# RECORDS SUPPLIED
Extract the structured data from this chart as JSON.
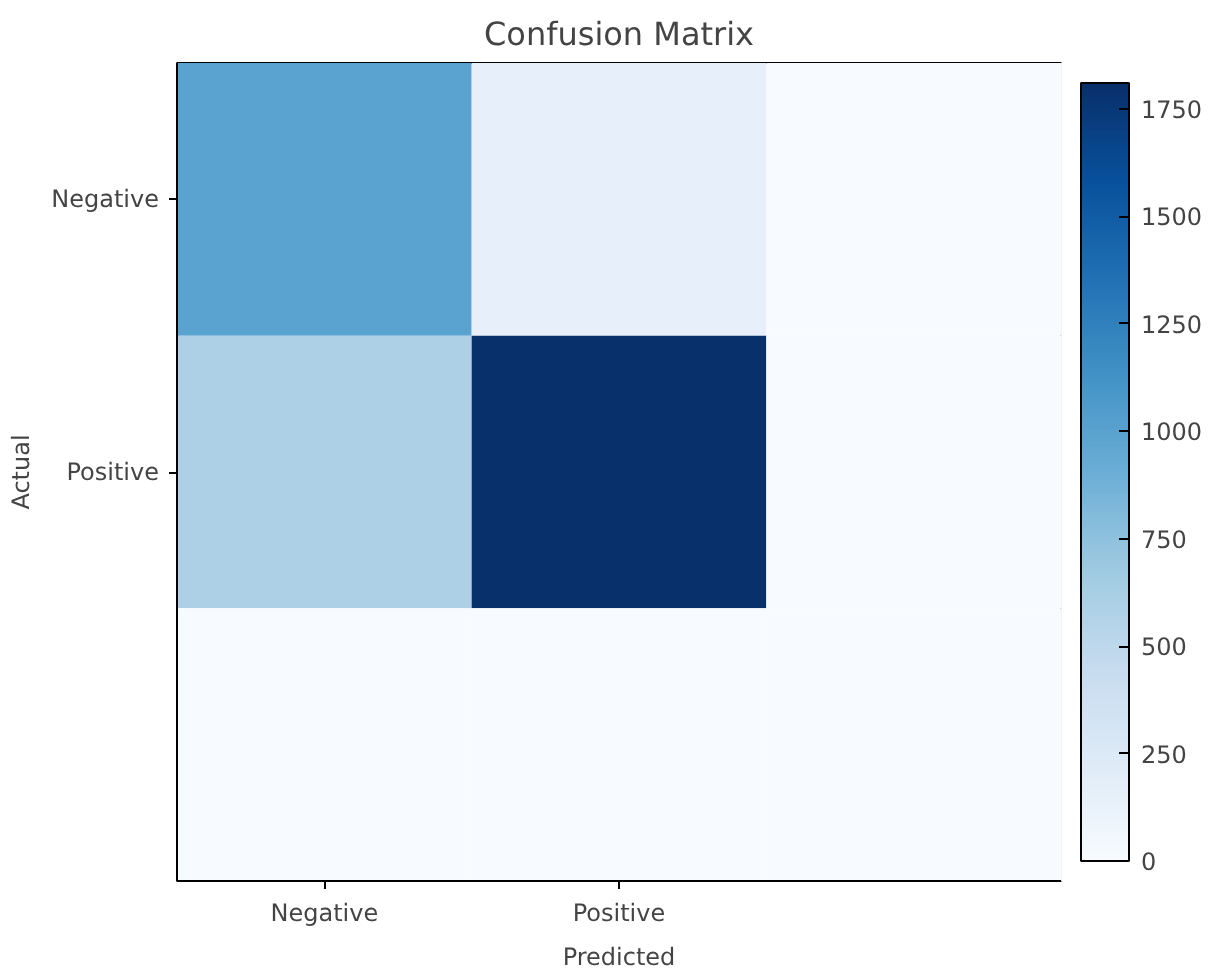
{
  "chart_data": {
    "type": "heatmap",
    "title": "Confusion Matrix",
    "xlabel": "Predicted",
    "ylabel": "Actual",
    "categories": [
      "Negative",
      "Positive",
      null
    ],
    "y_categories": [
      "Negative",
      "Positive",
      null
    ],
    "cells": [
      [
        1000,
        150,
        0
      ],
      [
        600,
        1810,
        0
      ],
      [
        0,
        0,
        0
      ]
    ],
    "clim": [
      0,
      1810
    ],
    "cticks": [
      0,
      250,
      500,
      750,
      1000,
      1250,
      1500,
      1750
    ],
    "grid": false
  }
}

# WORK TO BE COMPLETED
Are you able to set down all the lines above exactly, without any pictures?

# FULL RESPONSE
Extract the structured data from this chart as JSON.
{
  "chart_data": {
    "type": "heatmap",
    "title": "Confusion Matrix",
    "xlabel": "Predicted",
    "ylabel": "Actual",
    "categories": [
      "Negative",
      "Positive",
      null
    ],
    "y_categories": [
      "Negative",
      "Positive",
      null
    ],
    "cells": [
      [
        1000,
        150,
        0
      ],
      [
        600,
        1810,
        0
      ],
      [
        0,
        0,
        0
      ]
    ],
    "clim": [
      0,
      1810
    ],
    "cticks": [
      0,
      250,
      500,
      750,
      1000,
      1250,
      1500,
      1750
    ],
    "grid": false
  }
}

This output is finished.